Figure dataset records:
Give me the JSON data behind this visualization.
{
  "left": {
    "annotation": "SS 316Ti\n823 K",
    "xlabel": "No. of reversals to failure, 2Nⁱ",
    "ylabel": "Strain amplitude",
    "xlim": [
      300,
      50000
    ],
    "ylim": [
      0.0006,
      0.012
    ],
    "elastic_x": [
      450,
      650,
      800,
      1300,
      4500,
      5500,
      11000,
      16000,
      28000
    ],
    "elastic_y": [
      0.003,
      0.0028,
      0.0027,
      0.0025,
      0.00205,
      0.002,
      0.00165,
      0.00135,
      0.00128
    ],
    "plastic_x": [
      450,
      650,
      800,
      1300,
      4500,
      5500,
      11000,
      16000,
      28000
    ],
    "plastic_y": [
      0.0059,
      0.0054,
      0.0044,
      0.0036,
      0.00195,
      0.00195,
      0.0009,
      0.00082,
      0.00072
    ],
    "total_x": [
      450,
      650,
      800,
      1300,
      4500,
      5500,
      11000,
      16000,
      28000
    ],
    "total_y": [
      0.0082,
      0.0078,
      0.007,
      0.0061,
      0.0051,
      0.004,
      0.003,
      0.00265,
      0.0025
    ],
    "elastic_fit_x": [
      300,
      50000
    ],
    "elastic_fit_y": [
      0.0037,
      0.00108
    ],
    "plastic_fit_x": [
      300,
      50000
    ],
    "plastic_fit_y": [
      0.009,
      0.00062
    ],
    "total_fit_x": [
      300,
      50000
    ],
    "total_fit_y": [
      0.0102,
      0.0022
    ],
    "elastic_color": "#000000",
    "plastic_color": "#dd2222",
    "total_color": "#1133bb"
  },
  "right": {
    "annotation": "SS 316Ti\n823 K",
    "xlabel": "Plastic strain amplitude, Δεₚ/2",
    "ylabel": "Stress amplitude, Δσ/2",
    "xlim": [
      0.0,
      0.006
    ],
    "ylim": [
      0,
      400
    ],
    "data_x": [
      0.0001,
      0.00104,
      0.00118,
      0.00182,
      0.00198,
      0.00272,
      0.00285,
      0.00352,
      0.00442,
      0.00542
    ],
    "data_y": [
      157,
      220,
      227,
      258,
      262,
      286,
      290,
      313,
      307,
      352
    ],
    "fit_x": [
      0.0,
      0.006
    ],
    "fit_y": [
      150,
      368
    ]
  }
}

What you should do - All entries must be repeated verbatim.

Response to this exercise -
Give me the JSON data behind this visualization.
{
  "left": {
    "annotation": "SS 316Ti\n823 K",
    "xlabel": "No. of reversals to failure, 2Nⁱ",
    "ylabel": "Strain amplitude",
    "xlim": [
      300,
      50000
    ],
    "ylim": [
      0.0006,
      0.012
    ],
    "elastic_x": [
      450,
      650,
      800,
      1300,
      4500,
      5500,
      11000,
      16000,
      28000
    ],
    "elastic_y": [
      0.003,
      0.0028,
      0.0027,
      0.0025,
      0.00205,
      0.002,
      0.00165,
      0.00135,
      0.00128
    ],
    "plastic_x": [
      450,
      650,
      800,
      1300,
      4500,
      5500,
      11000,
      16000,
      28000
    ],
    "plastic_y": [
      0.0059,
      0.0054,
      0.0044,
      0.0036,
      0.00195,
      0.00195,
      0.0009,
      0.00082,
      0.00072
    ],
    "total_x": [
      450,
      650,
      800,
      1300,
      4500,
      5500,
      11000,
      16000,
      28000
    ],
    "total_y": [
      0.0082,
      0.0078,
      0.007,
      0.0061,
      0.0051,
      0.004,
      0.003,
      0.00265,
      0.0025
    ],
    "elastic_fit_x": [
      300,
      50000
    ],
    "elastic_fit_y": [
      0.0037,
      0.00108
    ],
    "plastic_fit_x": [
      300,
      50000
    ],
    "plastic_fit_y": [
      0.009,
      0.00062
    ],
    "total_fit_x": [
      300,
      50000
    ],
    "total_fit_y": [
      0.0102,
      0.0022
    ],
    "elastic_color": "#000000",
    "plastic_color": "#dd2222",
    "total_color": "#1133bb"
  },
  "right": {
    "annotation": "SS 316Ti\n823 K",
    "xlabel": "Plastic strain amplitude, Δεₚ/2",
    "ylabel": "Stress amplitude, Δσ/2",
    "xlim": [
      0.0,
      0.006
    ],
    "ylim": [
      0,
      400
    ],
    "data_x": [
      0.0001,
      0.00104,
      0.00118,
      0.00182,
      0.00198,
      0.00272,
      0.00285,
      0.00352,
      0.00442,
      0.00542
    ],
    "data_y": [
      157,
      220,
      227,
      258,
      262,
      286,
      290,
      313,
      307,
      352
    ],
    "fit_x": [
      0.0,
      0.006
    ],
    "fit_y": [
      150,
      368
    ]
  }
}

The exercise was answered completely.